Examine the entries and show every line in which the word "безработному" is found.
— start of LISTING —
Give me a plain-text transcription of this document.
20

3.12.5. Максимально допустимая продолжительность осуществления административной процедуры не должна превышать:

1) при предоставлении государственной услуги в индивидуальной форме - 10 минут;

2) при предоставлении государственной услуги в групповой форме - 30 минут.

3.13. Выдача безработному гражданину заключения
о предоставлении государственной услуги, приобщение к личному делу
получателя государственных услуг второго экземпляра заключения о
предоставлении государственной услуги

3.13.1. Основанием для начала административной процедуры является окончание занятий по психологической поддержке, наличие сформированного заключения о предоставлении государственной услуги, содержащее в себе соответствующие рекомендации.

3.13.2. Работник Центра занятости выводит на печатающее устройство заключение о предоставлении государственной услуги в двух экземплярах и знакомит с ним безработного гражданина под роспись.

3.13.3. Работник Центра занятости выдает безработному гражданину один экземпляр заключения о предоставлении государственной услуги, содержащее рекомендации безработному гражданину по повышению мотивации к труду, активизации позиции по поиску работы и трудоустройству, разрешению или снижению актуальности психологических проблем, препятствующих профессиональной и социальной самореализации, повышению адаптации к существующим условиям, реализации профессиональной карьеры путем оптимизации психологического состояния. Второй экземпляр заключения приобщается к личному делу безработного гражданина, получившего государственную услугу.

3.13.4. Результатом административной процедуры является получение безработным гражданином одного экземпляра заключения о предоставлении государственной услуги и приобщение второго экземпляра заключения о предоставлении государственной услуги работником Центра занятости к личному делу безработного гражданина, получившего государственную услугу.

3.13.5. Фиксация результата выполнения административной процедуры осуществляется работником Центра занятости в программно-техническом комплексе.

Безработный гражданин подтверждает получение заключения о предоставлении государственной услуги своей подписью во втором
— end of LISTING —
ANSWER TO THE PROBLEM ▸
3.13. Выдача безработному гражданину заключения
3.13.3. Работник Центра занятости выдает безработному гражданину один экземпляр заключения о предоставлении государственной услуги, содержащее рекомендации безработному гражданину по повышению мотивации к труду, активизации позиции по поиску работы и трудоустройству, разрешению или снижению актуальности психологических проблем, препятствующих профессиональной и социальной самореализации, повышению адаптации к существующим условиям, реализации профессиональной карьеры путем оптимизации психологического состояния. Второй экземпляр заключения приобщается к личному делу безработного гражданина, получившего государственную услугу.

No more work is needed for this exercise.